start Data entries

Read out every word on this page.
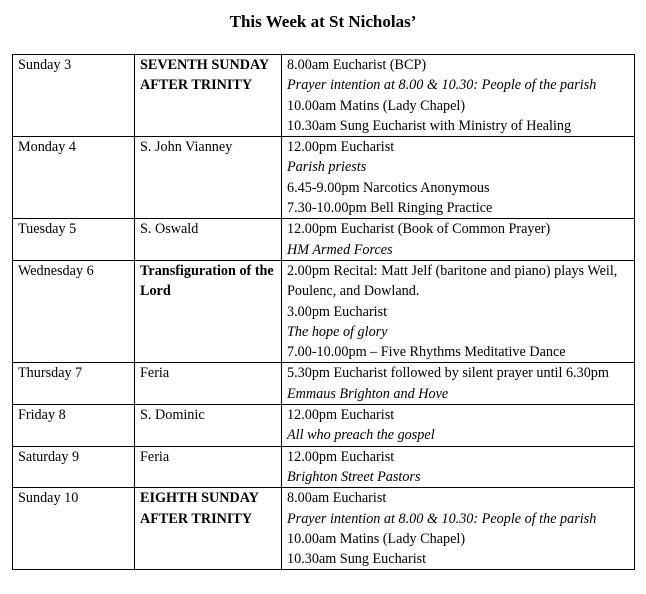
This Week at St Nicholas’
Sunday 3	SEVENTH SUNDAY AFTER TRINITY	8.00am Eucharist (BCP)
Prayer intention at 8.00 & 10.30: People of the parish
10.00am Matins (Lady Chapel)
10.30am Sung Eucharist with Ministry of Healing

Monday 4	S. John Vianney	12.00pm Eucharist
Parish priests
6.45-9.00pm Narcotics Anonymous
7.30-10.00pm Bell Ringing Practice

Tuesday 5	S. Oswald	12.00pm Eucharist (Book of Common Prayer)
HM Armed Forces

Wednesday 6	Transfiguration of the Lord	2.00pm Recital: Matt Jelf (baritone and piano) plays Weil, Poulenc, and Dowland.
3.00pm Eucharist
The hope of glory
7.00-10.00pm – Five Rhythms Meditative Dance

Thursday 7	Feria	5.30pm Eucharist followed by silent prayer until 6.30pm
Emmaus Brighton and Hove

Friday 8	S. Dominic	12.00pm Eucharist
All who preach the gospel

Saturday 9	Feria	12.00pm Eucharist
Brighton Street Pastors

Sunday 10	EIGHTH SUNDAY AFTER TRINITY	8.00am Eucharist
Prayer intention at 8.00 & 10.30: People of the parish
10.00am Matins (Lady Chapel)
10.30am Sung Eucharist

end Data entries

From the entries above, copy out every line where the string "SUNDAY" appears.

- Finished task
Sunday 3	SEVENTH SUNDAY AFTER TRINITY	8.00am Eucharist (BCP)
Sunday 10	EIGHTH SUNDAY AFTER TRINITY	8.00am Eucharist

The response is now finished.